Work to complete:
Which lines in the records below contain the word "第一电离能越小"? Copy each one out.
--- START OF Listed entries ---
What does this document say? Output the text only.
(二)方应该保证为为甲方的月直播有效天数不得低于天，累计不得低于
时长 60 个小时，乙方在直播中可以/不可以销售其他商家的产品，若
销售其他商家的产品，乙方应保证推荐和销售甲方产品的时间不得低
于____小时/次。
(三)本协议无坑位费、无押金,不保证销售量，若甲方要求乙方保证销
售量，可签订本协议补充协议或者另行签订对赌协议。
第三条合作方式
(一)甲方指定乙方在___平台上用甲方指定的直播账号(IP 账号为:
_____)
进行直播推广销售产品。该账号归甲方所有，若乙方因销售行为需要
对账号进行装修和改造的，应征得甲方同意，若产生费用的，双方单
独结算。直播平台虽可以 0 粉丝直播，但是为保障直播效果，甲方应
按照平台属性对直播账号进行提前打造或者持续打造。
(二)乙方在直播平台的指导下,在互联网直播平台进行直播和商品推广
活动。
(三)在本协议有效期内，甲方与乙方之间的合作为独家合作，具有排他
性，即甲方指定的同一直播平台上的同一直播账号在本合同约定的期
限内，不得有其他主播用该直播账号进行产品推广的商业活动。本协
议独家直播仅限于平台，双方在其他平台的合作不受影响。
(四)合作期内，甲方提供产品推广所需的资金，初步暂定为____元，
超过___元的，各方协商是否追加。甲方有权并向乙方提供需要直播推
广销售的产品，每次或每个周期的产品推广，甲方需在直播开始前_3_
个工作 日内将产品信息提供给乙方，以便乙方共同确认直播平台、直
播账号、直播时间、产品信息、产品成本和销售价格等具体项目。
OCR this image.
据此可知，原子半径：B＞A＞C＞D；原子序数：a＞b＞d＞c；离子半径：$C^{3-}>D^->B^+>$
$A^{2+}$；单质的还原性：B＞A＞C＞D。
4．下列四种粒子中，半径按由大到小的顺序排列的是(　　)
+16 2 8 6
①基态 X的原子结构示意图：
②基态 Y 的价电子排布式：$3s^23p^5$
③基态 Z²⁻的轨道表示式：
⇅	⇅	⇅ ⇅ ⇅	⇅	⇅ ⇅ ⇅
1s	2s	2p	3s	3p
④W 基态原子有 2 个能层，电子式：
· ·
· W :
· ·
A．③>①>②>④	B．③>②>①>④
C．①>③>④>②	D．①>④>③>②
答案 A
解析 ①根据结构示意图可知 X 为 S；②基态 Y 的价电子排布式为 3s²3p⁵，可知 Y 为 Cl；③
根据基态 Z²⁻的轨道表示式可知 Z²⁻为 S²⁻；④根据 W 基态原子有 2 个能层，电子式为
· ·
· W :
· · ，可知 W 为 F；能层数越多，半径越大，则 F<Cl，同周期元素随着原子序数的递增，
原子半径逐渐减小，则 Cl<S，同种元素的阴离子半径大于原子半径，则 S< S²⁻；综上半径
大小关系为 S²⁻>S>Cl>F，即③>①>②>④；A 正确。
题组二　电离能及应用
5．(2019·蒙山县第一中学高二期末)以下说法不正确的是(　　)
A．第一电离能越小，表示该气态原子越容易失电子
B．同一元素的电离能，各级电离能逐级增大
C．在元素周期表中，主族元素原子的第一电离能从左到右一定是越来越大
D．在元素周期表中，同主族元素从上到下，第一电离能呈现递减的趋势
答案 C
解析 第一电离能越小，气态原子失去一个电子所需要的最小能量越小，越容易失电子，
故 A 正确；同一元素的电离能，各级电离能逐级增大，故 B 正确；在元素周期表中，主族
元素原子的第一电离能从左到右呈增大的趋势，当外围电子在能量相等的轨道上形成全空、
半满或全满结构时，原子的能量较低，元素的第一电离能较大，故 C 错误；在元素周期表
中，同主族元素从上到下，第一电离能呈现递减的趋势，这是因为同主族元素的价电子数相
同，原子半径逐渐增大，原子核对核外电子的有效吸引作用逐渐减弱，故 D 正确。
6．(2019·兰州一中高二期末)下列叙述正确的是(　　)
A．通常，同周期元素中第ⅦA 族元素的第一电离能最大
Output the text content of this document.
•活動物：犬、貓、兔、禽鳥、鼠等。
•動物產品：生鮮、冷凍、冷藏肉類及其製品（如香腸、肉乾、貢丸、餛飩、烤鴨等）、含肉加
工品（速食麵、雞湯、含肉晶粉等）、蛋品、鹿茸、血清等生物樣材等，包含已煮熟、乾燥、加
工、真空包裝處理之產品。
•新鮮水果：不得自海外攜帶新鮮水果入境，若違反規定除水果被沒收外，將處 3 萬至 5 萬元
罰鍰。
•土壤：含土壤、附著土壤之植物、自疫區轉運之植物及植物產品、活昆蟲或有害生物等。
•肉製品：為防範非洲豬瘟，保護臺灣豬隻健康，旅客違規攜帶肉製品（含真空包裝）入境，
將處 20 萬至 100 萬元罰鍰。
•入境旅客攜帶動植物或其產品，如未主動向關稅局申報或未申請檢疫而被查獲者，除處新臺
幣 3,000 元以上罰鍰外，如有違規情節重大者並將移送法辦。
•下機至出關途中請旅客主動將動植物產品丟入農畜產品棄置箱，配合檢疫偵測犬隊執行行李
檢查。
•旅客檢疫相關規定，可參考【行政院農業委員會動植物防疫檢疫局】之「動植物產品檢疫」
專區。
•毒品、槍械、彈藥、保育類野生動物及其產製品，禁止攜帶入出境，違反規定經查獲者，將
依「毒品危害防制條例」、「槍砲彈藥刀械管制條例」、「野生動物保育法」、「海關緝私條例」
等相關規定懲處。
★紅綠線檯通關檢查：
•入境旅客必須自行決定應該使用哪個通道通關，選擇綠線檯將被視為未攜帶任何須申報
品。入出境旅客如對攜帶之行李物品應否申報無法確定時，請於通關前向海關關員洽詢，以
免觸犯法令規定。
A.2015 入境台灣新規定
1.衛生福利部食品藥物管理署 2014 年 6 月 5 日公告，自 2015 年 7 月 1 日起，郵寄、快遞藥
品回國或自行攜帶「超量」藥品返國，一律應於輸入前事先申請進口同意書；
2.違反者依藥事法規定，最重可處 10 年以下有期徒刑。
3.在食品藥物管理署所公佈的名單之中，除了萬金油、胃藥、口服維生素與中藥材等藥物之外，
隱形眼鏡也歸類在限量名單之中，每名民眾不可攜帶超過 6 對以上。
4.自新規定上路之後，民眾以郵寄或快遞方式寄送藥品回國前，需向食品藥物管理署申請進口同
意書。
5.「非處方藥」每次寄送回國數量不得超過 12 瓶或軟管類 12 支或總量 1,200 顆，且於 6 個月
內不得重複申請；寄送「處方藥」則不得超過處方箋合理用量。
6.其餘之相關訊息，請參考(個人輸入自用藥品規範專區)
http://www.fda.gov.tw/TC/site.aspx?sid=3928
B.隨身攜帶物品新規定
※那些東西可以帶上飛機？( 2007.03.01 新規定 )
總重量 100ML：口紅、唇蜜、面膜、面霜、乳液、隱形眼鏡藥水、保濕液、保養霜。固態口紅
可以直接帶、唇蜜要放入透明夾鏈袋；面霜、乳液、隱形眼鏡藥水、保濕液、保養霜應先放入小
--- END OF Listed entries ---
Exercise result:
A．第一电离能越小，表示该气态原子越容易失电子
解析 第一电离能越小，气态原子失去一个电子所需要的最小能量越小，越容易失电子，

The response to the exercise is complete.